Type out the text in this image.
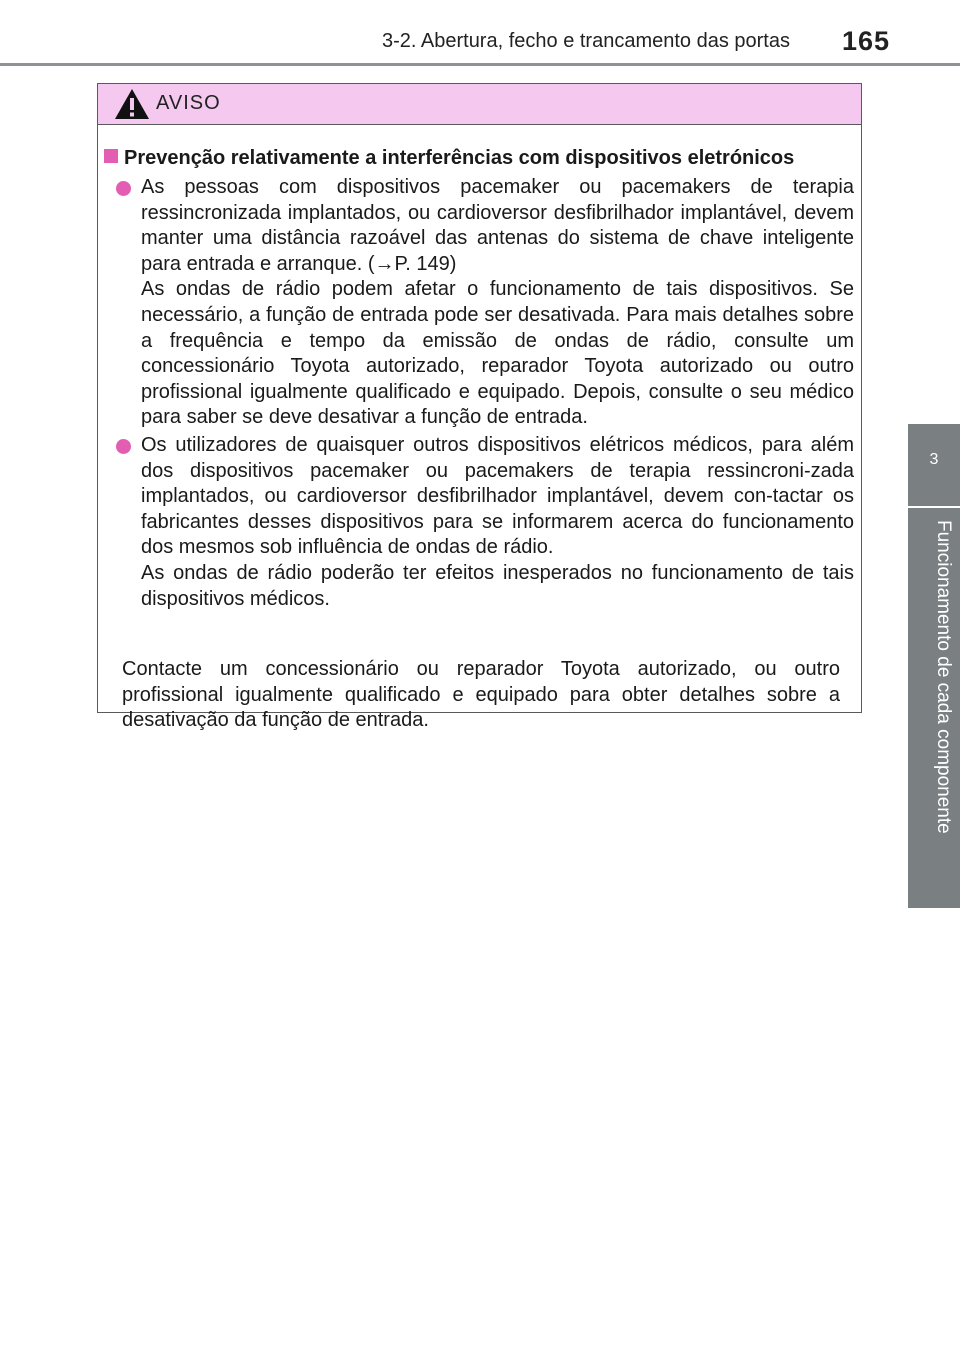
3-2. Abertura, fecho e trancamento das portas	165
3
Funcionamento de cada componente
AVISO
Prevenção relativamente a interferências com dispositivos eletrónicos

As pessoas com dispositivos pacemaker ou pacemakers de terapia ressincronizada implantados, ou cardioversor desfibrilhador implantável, devem manter uma distância razoável das antenas do sistema de chave inteligente para entrada e arranque. (→P. 149)

As ondas de rádio podem afetar o funcionamento de tais dispositivos. Se necessário, a função de entrada pode ser desativada. Para mais detalhes sobre a frequência e tempo da emissão de ondas de rádio, consulte um concessionário Toyota autorizado, reparador Toyota autorizado ou outro profissional igualmente qualificado e equipado. Depois, consulte o seu médico para saber se deve desativar a função de entrada.

Os utilizadores de quaisquer outros dispositivos elétricos médicos, para além dos dispositivos pacemaker ou pacemakers de terapia ressincroni-zada implantados, ou cardioversor desfibrilhador implantável, devem con-tactar os fabricantes desses dispositivos para se informarem acerca do funcionamento dos mesmos sob influência de ondas de rádio.

As ondas de rádio poderão ter efeitos inesperados no funcionamento de tais dispositivos médicos.

Contacte um concessionário ou reparador Toyota autorizado, ou outro profissional igualmente qualificado e equipado para obter detalhes sobre a desativação da função de entrada.
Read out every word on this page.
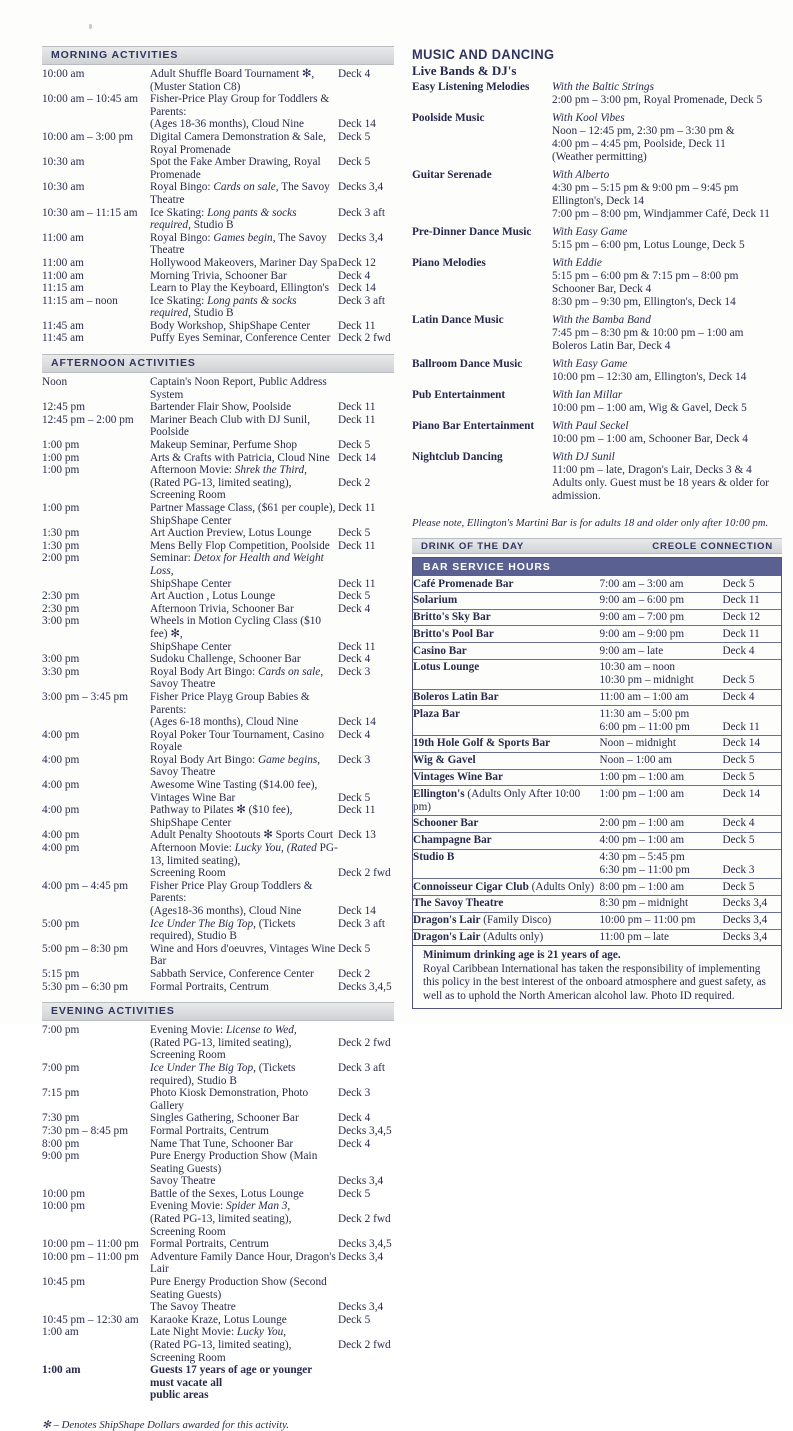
MORNING ACTIVITIES
10:00 am	Adult Shuffle Board Tournament ✻, (Muster Station C8)	Deck 4
10:00 am – 10:45 am	Fisher-Price Play Group for Toddlers & Parents:	
	(Ages 18-36 months), Cloud Nine	Deck 14
10:00 am – 3:00 pm	Digital Camera Demonstration & Sale, Royal Promenade	Deck 5
10:30 am	Spot the Fake Amber Drawing, Royal Promenade	Deck 5
10:30 am	Royal Bingo: Cards on sale, The Savoy Theatre	Decks 3,4
10:30 am – 11:15 am	Ice Skating: Long pants & socks required, Studio B	Deck 3 aft
11:00 am	Royal Bingo: Games begin, The Savoy Theatre	Decks 3,4
11:00 am	Hollywood Makeovers, Mariner Day Spa	Deck 12
11:00 am	Morning Trivia, Schooner Bar	Deck 4
11:15 am	Learn to Play the Keyboard, Ellington's	Deck 14
11:15 am – noon	Ice Skating: Long pants & socks required, Studio B	Deck 3 aft
11:45 am	Body Workshop, ShipShape Center	Deck 11
11:45 am	Puffy Eyes Seminar, Conference Center	Deck 2 fwd
AFTERNOON ACTIVITIES
Noon	Captain's Noon Report, Public Address System	
12:45 pm	Bartender Flair Show, Poolside	Deck 11
12:45 pm – 2:00 pm	Mariner Beach Club with DJ Sunil, Poolside	Deck 11
1:00 pm	Makeup Seminar, Perfume Shop	Deck 5
1:00 pm	Arts & Crafts with Patricia, Cloud Nine	Deck 14
1:00 pm	Afternoon Movie: Shrek the Third,	
	(Rated PG-13, limited seating), Screening Room	Deck 2
1:00 pm	Partner Massage Class, ($61 per couple), ShipShape Center	Deck 11
1:30 pm	Art Auction Preview, Lotus Lounge	Deck 5
1:30 pm	Mens Belly Flop Competition, Poolside	Deck 11
2:00 pm	Seminar: Detox for Health and Weight Loss,	
	ShipShape Center	Deck 11
2:30 pm	Art Auction , Lotus Lounge	Deck 5
2:30 pm	Afternoon Trivia, Schooner Bar	Deck 4
3:00 pm	Wheels in Motion Cycling Class ($10 fee) ✻,	
	ShipShape Center	Deck 11
3:00 pm	Sudoku Challenge, Schooner Bar	Deck 4
3:30 pm	Royal Body Art Bingo: Cards on sale, Savoy Theatre	Deck 3
3:00 pm – 3:45 pm	Fisher Price Playg Group Babies & Parents:	
	(Ages 6-18 months), Cloud Nine	Deck 14
4:00 pm	Royal Poker Tour Tournament, Casino Royale	Deck 4
4:00 pm	Royal Body Art Bingo: Game begins, Savoy Theatre	Deck 3
4:00 pm	Awesome Wine Tasting ($14.00 fee),	
	Vintages Wine Bar	Deck 5
4:00 pm	Pathway to Pilates ✻ ($10 fee), ShipShape Center	Deck 11
4:00 pm	Adult Penalty Shootouts ✻ Sports Court	Deck 13
4:00 pm	Afternoon Movie: Lucky You, (Rated PG-13, limited seating),	
	Screening Room	Deck 2 fwd
4:00 pm – 4:45 pm	Fisher Price Play Group Toddlers & Parents:	
	(Ages18-36 months), Cloud Nine	Deck 14
5:00 pm	Ice Under The Big Top, (Tickets required), Studio B	Deck 3 aft
5:00 pm – 8:30 pm	Wine and Hors d'oeuvres, Vintages Wine Bar	Deck 5
5:15 pm	Sabbath Service, Conference Center	Deck 2
5:30 pm – 6:30 pm	Formal Portraits, Centrum	Decks 3,4,5
EVENING ACTIVITIES
7:00 pm	Evening Movie: License to Wed,	
	(Rated PG-13, limited seating), Screening Room	Deck 2 fwd
7:00 pm	Ice Under The Big Top, (Tickets required), Studio B	Deck 3 aft
7:15 pm	Photo Kiosk Demonstration, Photo Gallery	Deck 3
7:30 pm	Singles Gathering, Schooner Bar	Deck 4
7:30 pm – 8:45 pm	Formal Portraits, Centrum	Decks 3,4,5
8:00 pm	Name That Tune, Schooner Bar	Deck 4
9:00 pm	Pure Energy Production Show (Main Seating Guests)	
	Savoy Theatre	Decks 3,4
10:00 pm	Battle of the Sexes, Lotus Lounge	Deck 5
10:00 pm	Evening Movie: Spider Man 3,	
	(Rated PG-13, limited seating), Screening Room	Deck 2 fwd
10:00 pm – 11:00 pm	Formal Portraits, Centrum	Decks 3,4,5
10:00 pm – 11:00 pm	Adventure Family Dance Hour, Dragon's Lair	Decks 3,4
10:45 pm	Pure Energy Production Show (Second Seating Guests)	
	The Savoy Theatre	Decks 3,4
10:45 pm – 12:30 am	Karaoke Kraze, Lotus Lounge	Deck 5
1:00 am	Late Night Movie: Lucky You,	
	(Rated PG-13, limited seating), Screening Room	Deck 2 fwd
1:00 am	Guests 17 years of age or younger must vacate all	
	public areas	
✻ – Denotes ShipShape Dollars awarded for this activity.
MUSIC AND DANCING
Live Bands & DJ's
Easy Listening Melodies	With the Baltic Strings
	2:00 pm – 3:00 pm, Royal Promenade, Deck 5

Poolside Music	With Kool Vibes
	Noon – 12:45 pm, 2:30 pm – 3:30 pm &
	4:00 pm – 4:45 pm, Poolside, Deck 11
	(Weather permitting)

Guitar Serenade	With Alberto
	4:30 pm – 5:15 pm & 9:00 pm – 9:45 pm
	Ellington's, Deck 14
	7:00 pm – 8:00 pm, Windjammer Café, Deck 11

Pre-Dinner Dance Music	With Easy Game
	5:15 pm – 6:00 pm, Lotus Lounge, Deck 5

Piano Melodies	With Eddie
	5:15 pm – 6:00 pm & 7:15 pm – 8:00 pm
	Schooner Bar, Deck 4
	8:30 pm – 9:30 pm, Ellington's, Deck 14

Latin Dance Music	With the Bamba Band
	7:45 pm – 8:30 pm & 10:00 pm – 1:00 am
	Boleros Latin Bar, Deck 4

Ballroom Dance Music	With Easy Game
	10:00 pm – 12:30 am, Ellington's, Deck 14

Pub Entertainment	With Ian Millar
	10:00 pm – 1:00 am, Wig & Gavel, Deck 5

Piano Bar Entertainment	With Paul Seckel
	10:00 pm – 1:00 am, Schooner Bar, Deck 4

Nightclub Dancing	With DJ Sunil
	11:00 pm – late, Dragon's Lair, Decks 3 & 4
	Adults only. Guest must be 18 years & older for admission.
Please note, Ellington's Martini Bar is for adults 18 and older only after 10:00 pm.
DRINK OF THE DAY	CREOLE CONNECTION
BAR SERVICE HOURS
Café Promenade Bar	7:00 am – 3:00 am	Deck 5
Solarium	9:00 am – 6:00 pm	Deck 11
Britto's Sky Bar	9:00 am – 7:00 pm	Deck 12
Britto's Pool Bar	9:00 am – 9:00 pm	Deck 11
Casino Bar	9:00 am – late	Deck 4
Lotus Lounge	10:30 am – noon
10:30 pm – midnight	Deck 5
Boleros Latin Bar	11:00 am – 1:00 am	Deck 4
Plaza Bar	11:30 am – 5:00 pm
6:00 pm – 11:00 pm	Deck 11
19th Hole Golf & Sports Bar	Noon – midnight	Deck 14
Wig & Gavel	Noon – 1:00 am	Deck 5
Vintages Wine Bar	1:00 pm – 1:00 am	Deck 5
Ellington's (Adults Only After 10:00 pm)	1:00 pm – 1:00 am	Deck 14
Schooner Bar	2:00 pm – 1:00 am	Deck 4
Champagne Bar	4:00 pm – 1:00 am	Deck 5
Studio B	4:30 pm – 5:45 pm
6:30 pm – 11:00 pm	Deck 3
Connoisseur Cigar Club (Adults Only)	8:00 pm – 1:00 am	Deck 5
The Savoy Theatre	8:30 pm – midnight	Decks 3,4
Dragon's Lair (Family Disco)	10:00 pm – 11:00 pm	Decks 3,4
Dragon's Lair (Adults only)	11:00 pm – late	Decks 3,4
Minimum drinking age is 21 years of age.
Royal Caribbean International has taken the responsibility of implementing this policy in the best interest of the onboard atmosphere and guest safety, as well as to uphold the North American alcohol law. Photo ID required.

***

▸ Stated goal:
Pick out and copy every line that contains the word "Ellington".

▸ Task solution:
11:15 am	Learn to Play the Keyboard, Ellington's	Deck 14
	Ellington's, Deck 14
	8:30 pm – 9:30 pm, Ellington's, Deck 14
	10:00 pm – 12:30 am, Ellington's, Deck 14
Please note, Ellington's Martini Bar is for adults 18 and older only after 10:00 pm.
Ellington's (Adults Only After 10:00 pm)	1:00 pm – 1:00 am	Deck 14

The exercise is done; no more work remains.